TASK DIRECTIONS → In the material below, find each line holding the string "Sprache" and copy it.

PROVIDED RECORDS →
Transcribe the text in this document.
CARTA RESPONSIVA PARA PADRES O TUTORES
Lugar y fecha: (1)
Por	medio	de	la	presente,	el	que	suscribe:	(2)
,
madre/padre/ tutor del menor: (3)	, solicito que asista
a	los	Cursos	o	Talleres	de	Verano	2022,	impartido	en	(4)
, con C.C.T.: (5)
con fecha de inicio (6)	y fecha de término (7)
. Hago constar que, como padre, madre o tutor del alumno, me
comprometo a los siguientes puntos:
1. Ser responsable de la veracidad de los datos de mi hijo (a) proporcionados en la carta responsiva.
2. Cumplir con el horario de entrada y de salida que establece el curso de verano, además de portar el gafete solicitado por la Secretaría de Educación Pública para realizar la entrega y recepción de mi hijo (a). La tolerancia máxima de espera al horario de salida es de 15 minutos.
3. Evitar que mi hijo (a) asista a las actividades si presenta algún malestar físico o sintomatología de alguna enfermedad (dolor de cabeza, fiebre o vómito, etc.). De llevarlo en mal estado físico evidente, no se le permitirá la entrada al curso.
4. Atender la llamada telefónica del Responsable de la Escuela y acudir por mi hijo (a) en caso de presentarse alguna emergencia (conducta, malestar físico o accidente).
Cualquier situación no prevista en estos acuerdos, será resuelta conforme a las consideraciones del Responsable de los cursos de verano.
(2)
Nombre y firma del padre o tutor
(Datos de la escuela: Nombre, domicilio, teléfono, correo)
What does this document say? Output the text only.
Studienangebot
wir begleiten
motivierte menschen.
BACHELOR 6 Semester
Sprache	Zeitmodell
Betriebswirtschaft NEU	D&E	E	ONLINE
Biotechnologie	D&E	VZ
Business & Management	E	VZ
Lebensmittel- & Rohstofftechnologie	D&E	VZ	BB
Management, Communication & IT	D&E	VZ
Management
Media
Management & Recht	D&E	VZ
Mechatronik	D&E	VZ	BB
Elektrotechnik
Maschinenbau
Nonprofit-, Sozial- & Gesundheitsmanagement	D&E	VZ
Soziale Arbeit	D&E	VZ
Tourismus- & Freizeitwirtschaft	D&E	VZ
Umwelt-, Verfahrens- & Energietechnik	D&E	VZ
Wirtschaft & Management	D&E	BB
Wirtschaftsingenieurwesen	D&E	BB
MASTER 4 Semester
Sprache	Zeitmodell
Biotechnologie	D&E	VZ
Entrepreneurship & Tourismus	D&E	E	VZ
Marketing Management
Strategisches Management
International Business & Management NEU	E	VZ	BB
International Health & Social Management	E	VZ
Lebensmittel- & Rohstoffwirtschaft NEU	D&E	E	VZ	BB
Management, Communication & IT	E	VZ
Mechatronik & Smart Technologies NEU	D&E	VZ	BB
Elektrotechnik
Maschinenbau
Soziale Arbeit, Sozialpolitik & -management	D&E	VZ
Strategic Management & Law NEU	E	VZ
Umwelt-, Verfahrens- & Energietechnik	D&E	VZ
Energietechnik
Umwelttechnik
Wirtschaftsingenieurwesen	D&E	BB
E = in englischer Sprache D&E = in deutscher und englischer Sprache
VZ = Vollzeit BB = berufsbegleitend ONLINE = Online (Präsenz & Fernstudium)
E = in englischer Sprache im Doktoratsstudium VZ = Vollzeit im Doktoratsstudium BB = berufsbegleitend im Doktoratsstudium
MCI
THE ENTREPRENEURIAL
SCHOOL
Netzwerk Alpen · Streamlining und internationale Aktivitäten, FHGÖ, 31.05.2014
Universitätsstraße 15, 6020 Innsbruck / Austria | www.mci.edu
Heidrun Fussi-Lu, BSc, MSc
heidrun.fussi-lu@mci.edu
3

SOLUTION TO THIS EXERCISE →
Sprache	Zeitmodell
Sprache	Zeitmodell
E = in englischer Sprache D&E = in deutscher und englischer Sprache
E = in englischer Sprache im Doktoratsstudium VZ = Vollzeit im Doktoratsstudium BB = berufsbegleitend im Doktoratsstudium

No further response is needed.